### Given task
Pictures don't belong in the copy; print all the records exactly.

### Data supplied
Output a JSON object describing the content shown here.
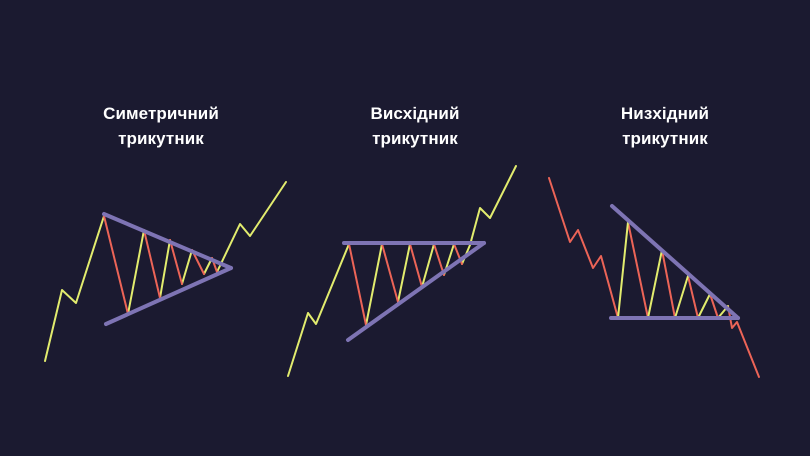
{
  "colors": {
    "background": "#1b1a30",
    "up_move": "#e2ec6e",
    "down_move": "#ec6457",
    "trendline": "#7e74b4",
    "caption_text": "#ffffff"
  },
  "patterns": [
    {
      "id": "symmetrical",
      "title_line1": "Симетричний",
      "title_line2": "трикутник"
    },
    {
      "id": "ascending",
      "title_line1": "Висхідний",
      "title_line2": "трикутник"
    },
    {
      "id": "descending",
      "title_line1": "Низхідний",
      "title_line2": "трикутник"
    }
  ]
}
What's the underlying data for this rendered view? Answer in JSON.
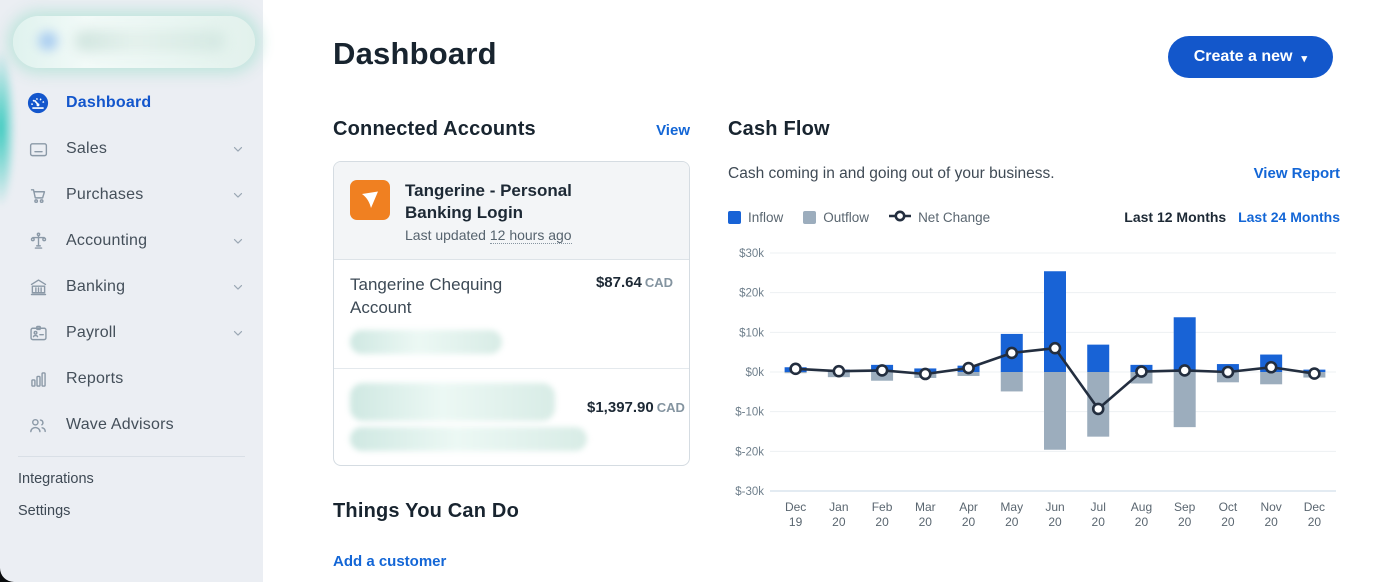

### Written solution
Output a JSON object describing the content shown here.
{
  "colors": {
    "background": "#1b1a30",
    "up_move": "#e2ec6e",
    "down_move": "#ec6457",
    "trendline": "#7e74b4",
    "caption_text": "#ffffff"
  },
  "patterns": [
    {
      "id": "symmetrical",
      "title_line1": "Симетричний",
      "title_line2": "трикутник"
    },
    {
      "id": "ascending",
      "title_line1": "Висхідний",
      "title_line2": "трикутник"
    },
    {
      "id": "descending",
      "title_line1": "Низхідний",
      "title_line2": "трикутник"
    }
  ]
}
What's the underlying data for this rendered view? Answer in JSON.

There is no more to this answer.